__What you are asked to do__
Copy out every line exactly as given.

__Supplied data__
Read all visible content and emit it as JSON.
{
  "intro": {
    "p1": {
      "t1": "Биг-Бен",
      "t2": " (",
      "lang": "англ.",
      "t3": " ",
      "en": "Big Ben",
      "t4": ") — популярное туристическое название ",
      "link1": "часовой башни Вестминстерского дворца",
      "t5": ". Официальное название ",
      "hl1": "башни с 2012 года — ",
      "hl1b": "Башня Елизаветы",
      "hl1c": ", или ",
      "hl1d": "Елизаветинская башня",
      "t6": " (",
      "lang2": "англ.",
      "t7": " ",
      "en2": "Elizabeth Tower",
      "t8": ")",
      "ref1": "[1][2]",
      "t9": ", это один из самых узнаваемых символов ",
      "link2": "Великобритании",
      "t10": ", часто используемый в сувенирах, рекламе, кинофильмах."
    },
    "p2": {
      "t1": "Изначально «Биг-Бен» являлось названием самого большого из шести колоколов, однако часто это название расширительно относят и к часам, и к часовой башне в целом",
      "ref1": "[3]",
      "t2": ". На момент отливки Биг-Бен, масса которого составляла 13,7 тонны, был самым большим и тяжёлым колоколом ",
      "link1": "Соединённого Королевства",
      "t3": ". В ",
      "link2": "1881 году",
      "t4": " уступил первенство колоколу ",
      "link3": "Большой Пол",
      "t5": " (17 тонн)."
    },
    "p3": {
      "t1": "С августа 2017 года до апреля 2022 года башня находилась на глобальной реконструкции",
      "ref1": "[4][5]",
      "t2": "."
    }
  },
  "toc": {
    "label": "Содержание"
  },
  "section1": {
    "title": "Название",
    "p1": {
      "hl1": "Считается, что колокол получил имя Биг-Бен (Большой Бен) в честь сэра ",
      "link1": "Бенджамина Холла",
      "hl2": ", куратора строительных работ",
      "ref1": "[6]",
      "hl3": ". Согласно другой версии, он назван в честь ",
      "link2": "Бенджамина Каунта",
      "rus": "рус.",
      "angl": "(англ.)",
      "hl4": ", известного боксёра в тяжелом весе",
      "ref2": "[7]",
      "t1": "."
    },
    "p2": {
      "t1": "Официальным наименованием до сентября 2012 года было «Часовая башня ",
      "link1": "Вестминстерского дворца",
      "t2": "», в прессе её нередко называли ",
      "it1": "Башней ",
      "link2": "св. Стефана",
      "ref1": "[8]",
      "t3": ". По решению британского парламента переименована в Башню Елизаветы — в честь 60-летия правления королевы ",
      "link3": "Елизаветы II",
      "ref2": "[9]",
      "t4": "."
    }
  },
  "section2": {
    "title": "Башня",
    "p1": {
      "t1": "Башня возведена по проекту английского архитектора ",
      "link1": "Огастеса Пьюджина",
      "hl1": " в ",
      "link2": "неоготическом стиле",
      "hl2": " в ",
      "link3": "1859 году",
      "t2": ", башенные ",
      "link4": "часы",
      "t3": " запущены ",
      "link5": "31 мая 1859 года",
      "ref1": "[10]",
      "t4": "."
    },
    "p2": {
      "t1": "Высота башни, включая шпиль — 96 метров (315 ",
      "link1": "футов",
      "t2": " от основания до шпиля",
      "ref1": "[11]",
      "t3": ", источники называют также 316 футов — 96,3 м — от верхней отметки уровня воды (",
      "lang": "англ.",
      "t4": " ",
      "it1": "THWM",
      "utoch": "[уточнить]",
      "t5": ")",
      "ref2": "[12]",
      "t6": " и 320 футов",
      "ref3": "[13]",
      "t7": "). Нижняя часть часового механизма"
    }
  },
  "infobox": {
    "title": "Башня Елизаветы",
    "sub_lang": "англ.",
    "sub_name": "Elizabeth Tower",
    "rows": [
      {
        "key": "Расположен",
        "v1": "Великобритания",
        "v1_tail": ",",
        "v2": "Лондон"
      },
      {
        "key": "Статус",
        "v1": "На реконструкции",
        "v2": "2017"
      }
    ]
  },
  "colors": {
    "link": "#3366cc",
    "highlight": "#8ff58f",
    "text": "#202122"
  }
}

__Answer to the exercise__
Read all visible content and emit it as JSON.
{
  "intro": {
    "p1": {
      "t1": "Биг-Бен",
      "t2": " (",
      "lang": "англ.",
      "t3": " ",
      "en": "Big Ben",
      "t4": ") — популярное туристическое название ",
      "link1": "часовой башни Вестминстерского дворца",
      "t5": ". Официальное название ",
      "hl1": "башни с 2012 года — ",
      "hl1b": "Башня Елизаветы",
      "hl1c": ", или ",
      "hl1d": "Елизаветинская башня",
      "t6": " (",
      "lang2": "англ.",
      "t7": " ",
      "en2": "Elizabeth Tower",
      "t8": ")",
      "ref1": "[1][2]",
      "t9": ", это один из самых узнаваемых символов ",
      "link2": "Великобритании",
      "t10": ", часто используемый в сувенирах, рекламе, кинофильмах."
    },
    "p2": {
      "t1": "Изначально «Биг-Бен» являлось названием самого большого из шести колоколов, однако часто это название расширительно относят и к часам, и к часовой башне в целом",
      "ref1": "[3]",
      "t2": ". На момент отливки Биг-Бен, масса которого составляла 13,7 тонны, был самым большим и тяжёлым колоколом ",
      "link1": "Соединённого Королевства",
      "t3": ". В ",
      "link2": "1881 году",
      "t4": " уступил первенство колоколу ",
      "link3": "Большой Пол",
      "t5": " (17 тонн)."
    },
    "p3": {
      "t1": "С августа 2017 года до апреля 2022 года башня находилась на глобальной реконструкции",
      "ref1": "[4][5]",
      "t2": "."
    }
  },
  "toc": {
    "label": "Содержание"
  },
  "section1": {
    "title": "Название",
    "p1": {
      "hl1": "Считается, что колокол получил имя Биг-Бен (Большой Бен) в честь сэра ",
      "link1": "Бенджамина Холла",
      "hl2": ", куратора строительных работ",
      "ref1": "[6]",
      "hl3": ". Согласно другой версии, он назван в честь ",
      "link2": "Бенджамина Каунта",
      "rus": "рус.",
      "angl": "(англ.)",
      "hl4": ", известного боксёра в тяжелом весе",
      "ref2": "[7]",
      "t1": "."
    },
    "p2": {
      "t1": "Официальным наименованием до сентября 2012 года было «Часовая башня ",
      "link1": "Вестминстерского дворца",
      "t2": "», в прессе её нередко называли ",
      "it1": "Башней ",
      "link2": "св. Стефана",
      "ref1": "[8]",
      "t3": ". По решению британского парламента переименована в Башню Елизаветы — в честь 60-летия правления королевы ",
      "link3": "Елизаветы II",
      "ref2": "[9]",
      "t4": "."
    }
  },
  "section2": {
    "title": "Башня",
    "p1": {
      "t1": "Башня возведена по проекту английского архитектора ",
      "link1": "Огастеса Пьюджина",
      "hl1": " в ",
      "link2": "неоготическом стиле",
      "hl2": " в ",
      "link3": "1859 году",
      "t2": ", башенные ",
      "link4": "часы",
      "t3": " запущены ",
      "link5": "31 мая 1859 года",
      "ref1": "[10]",
      "t4": "."
    },
    "p2": {
      "t1": "Высота башни, включая шпиль — 96 метров (315 ",
      "link1": "футов",
      "t2": " от основания до шпиля",
      "ref1": "[11]",
      "t3": ", источники называют также 316 футов — 96,3 м — от верхней отметки уровня воды (",
      "lang": "англ.",
      "t4": " ",
      "it1": "THWM",
      "utoch": "[уточнить]",
      "t5": ")",
      "ref2": "[12]",
      "t6": " и 320 футов",
      "ref3": "[13]",
      "t7": "). Нижняя часть часового механизма"
    }
  },
  "infobox": {
    "title": "Башня Елизаветы",
    "sub_lang": "англ.",
    "sub_name": "Elizabeth Tower",
    "rows": [
      {
        "key": "Расположен",
        "v1": "Великобритания",
        "v1_tail": ",",
        "v2": "Лондон"
      },
      {
        "key": "Статус",
        "v1": "На реконструкции",
        "v2": "2017"
      }
    ]
  },
  "colors": {
    "link": "#3366cc",
    "highlight": "#8ff58f",
    "text": "#202122"
  }
}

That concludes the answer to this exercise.